Start of Input data
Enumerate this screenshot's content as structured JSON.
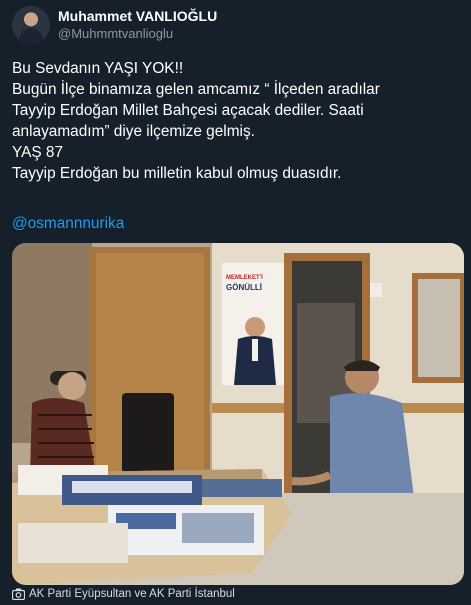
{
  "author": {
    "name": "Muhammet VANLIOĞLU",
    "handle": "@Muhmmtvanlioglu"
  },
  "tweet": {
    "lines": [
      "Bu Sevdanın YAŞI YOK!!",
      "Bugün İlçe binamıza gelen amcamız “ İlçeden aradılar",
      "Tayyip Erdoğan Millet Bahçesi açacak dediler. Saati",
      "anlayamadım” diye ilçemize gelmiş.",
      "YAŞ 87",
      "Tayyip Erdoğan bu milletin kabul olmuş duasıdır."
    ],
    "mention": "@osmannnurika"
  },
  "photo": {
    "poster_line1": "MEMLEKET'İ",
    "poster_line2": "GÖNÜLLİ",
    "credit": "AK Parti Eyüpsultan ve AK Parti İstanbul"
  },
  "colors": {
    "background": "#15202b",
    "text": "#ffffff",
    "secondary": "#8899a6",
    "link": "#1d9bf0"
  }
}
End of Input data
Given instruction ▸
Find how many of the lines above have the word "Tayyip" in them. State only that number.

Solution to the exercise ▸
2